BEGIN Supplied passage

I also liked the beer selection. As much as I like Sapporo served in an ice cold glass straight out of a cooler, I can't help but love what's probably my favorite Japanese beer of all time, Hitachino Classic Pale Ale that has the cutest little owl on the bottle. But more importantly, it's fantastic beer that goes so well with sushi. The perfect pairing if ever there was one.
I'll be returning, probably for another special occasion. Prices are a bit steep for every day sushi. A meal for two with one beer came out to about $55 per person. I hear that omakase is $100 per person. I may just try that next time. Now I gotta find an excuse. It's very quaint and quiet. If you're looking for a scene, this isn't the place for you. I didn't like the fact that it also serves a lot of cooked dishes and the omakase also includes cooked dishes, which to me, seems so much like a contradiction. I came for sushi, not cooked foods! Anyhow, that's my rant. Enjoy!
Thursday, November 18, 2010
This burger surprised me. It was juicy, cooked just to my liking at medium-rare and had a very pleasant meaty taste. I liked this burger so much I'm going to go out on a limb and add it to my Top Five LA Burgers alongside the other hall of famers Houston's, Burger Kitchen and Rustic Canyon, in that order.
I also liked the fries that can be ordered as a mix of regular and sweet potato fries. I had it with "the works" and I chose cheddar cheese, avocado, caramelized onions and bacon. I was debating between bacon and fried egg, but in the end, think it was the right choice. I had wanted fresh red onions but apparently all the onions they had were either in confit form or caramelized.
What I didn't like was the bun, which was an English muffin that didn't hold the hefty interior very well. It quickly fell apart upon my cutting the burger in half. The patty was also too round as opposed to flat so that made it even harder to bite into. As much as I like meaty patties, this one could have used a tad of flattening.
I also have a problem with burgers priced at $9.50 that charge you for everything, and I mean, everything you decide to add to it, such as 3 toppings for additional cost or a lousy 50 cents for a side of thousand island dressing. Really? 50 cents for a side of "homemade" dressing? Come on.

END Supplied passage

## What to work on:
a - Answer these questions from the food review text:
(i) What did a meal for two with one beer cost per person?
(ii) Which other burgers share the writer's Top Five LA Burgers list with this one?
(iii) What kind of bread served as the burger's bun?
b - Output, word for word, the part of the food review text between "I also liked the beer" and "there was one.", inclusive.

BEGIN Material provided

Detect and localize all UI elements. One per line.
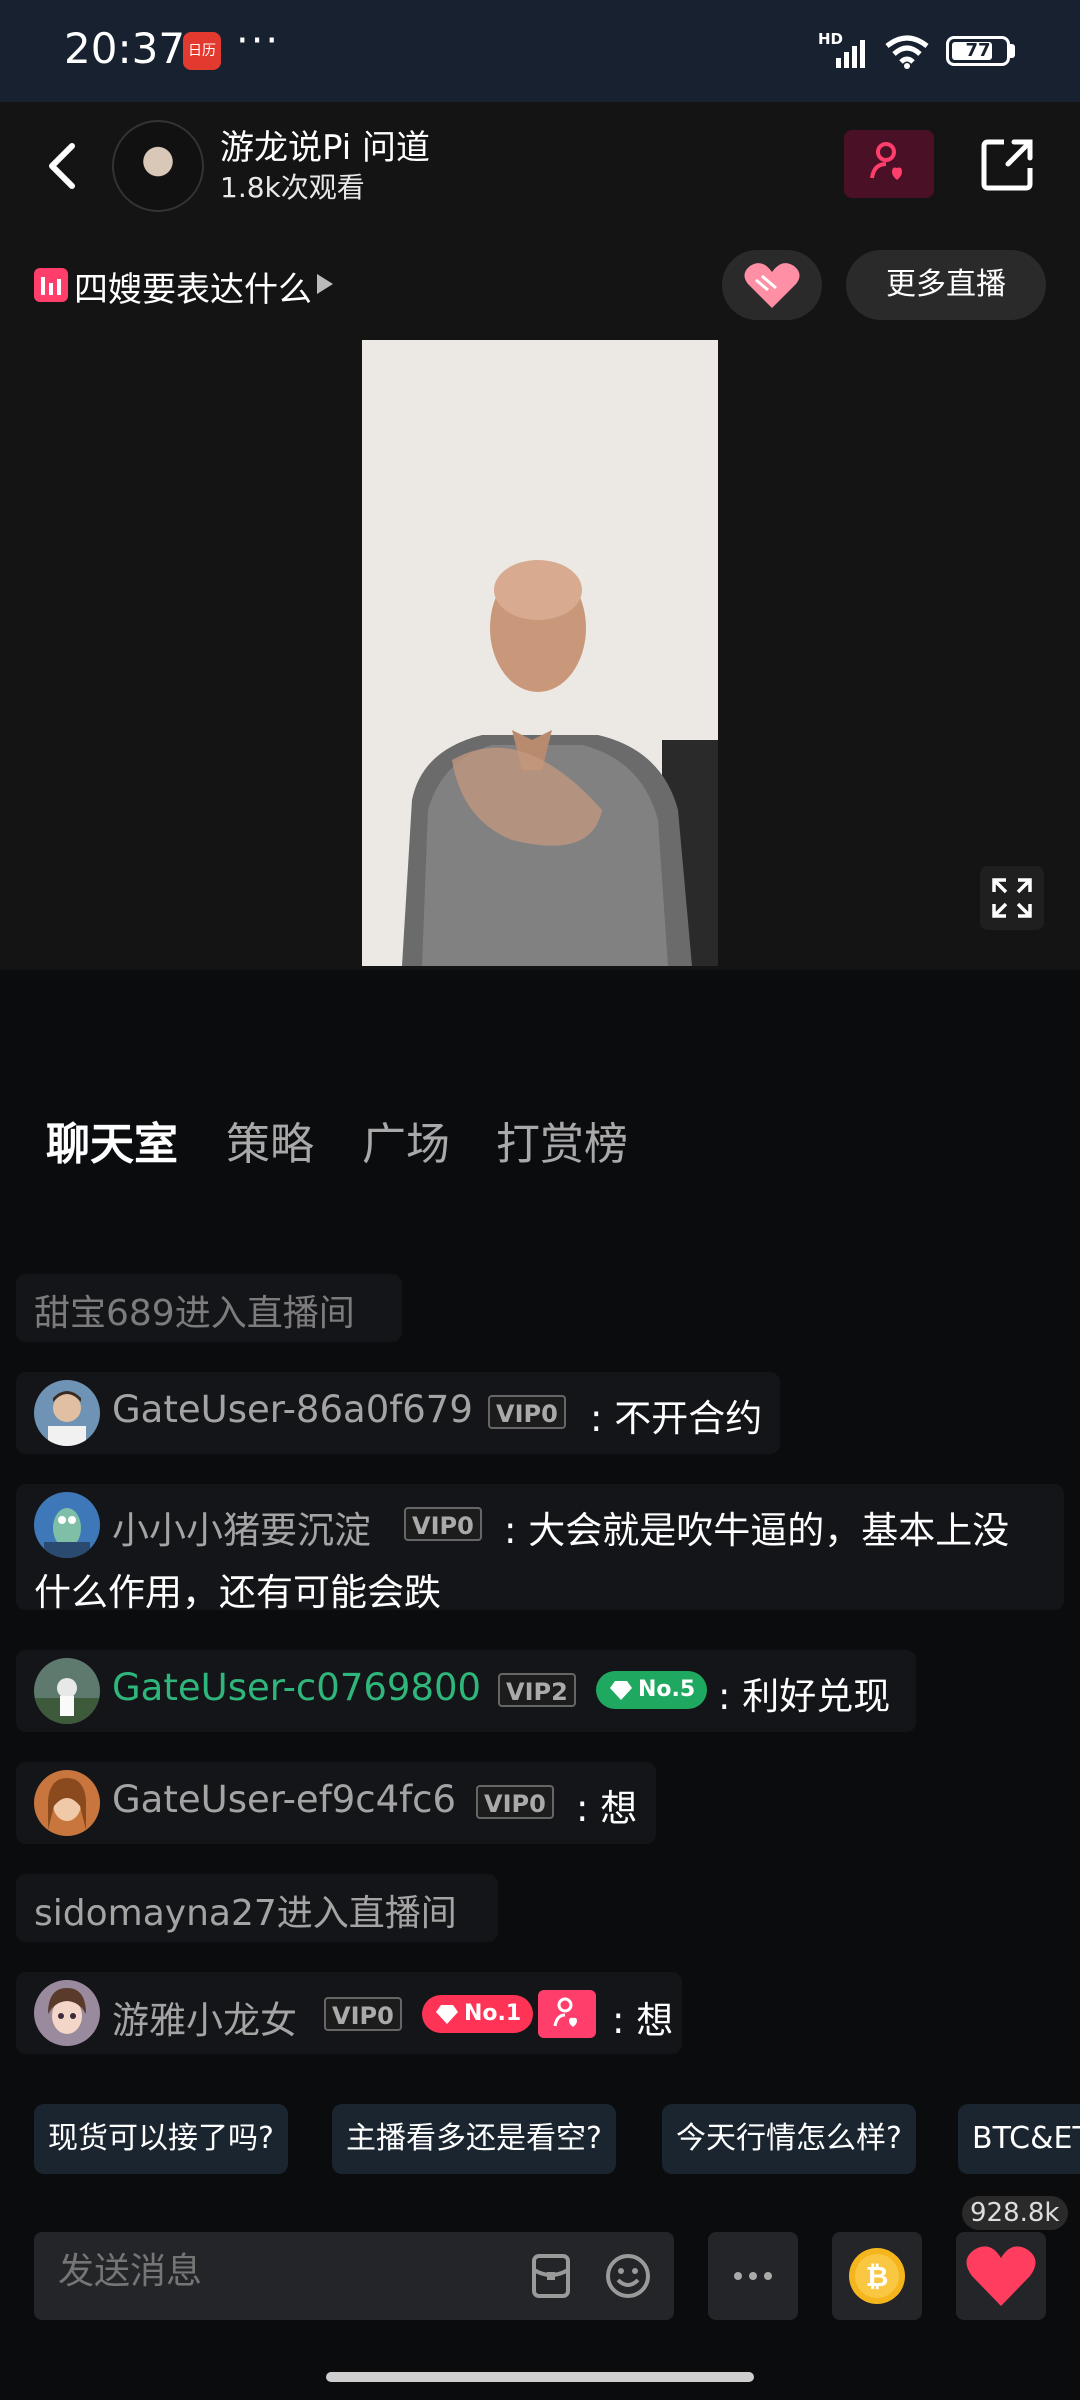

END Material provided

## Solution list:
a -
(i) About $55 per person.
(ii) Houston's, Burger Kitchen and Rustic Canyon.
(iii) An English muffin.

b -
I also liked the beer selection. As much as I like Sapporo served in an ice cold glass straight out of a cooler, I can't help but love what's probably my favorite Japanese beer of all time, Hitachino Classic Pale Ale that has the cutest little owl on the bottle. But more importantly, it's fantastic beer that goes so well with sushi. The perfect pairing if ever there was one.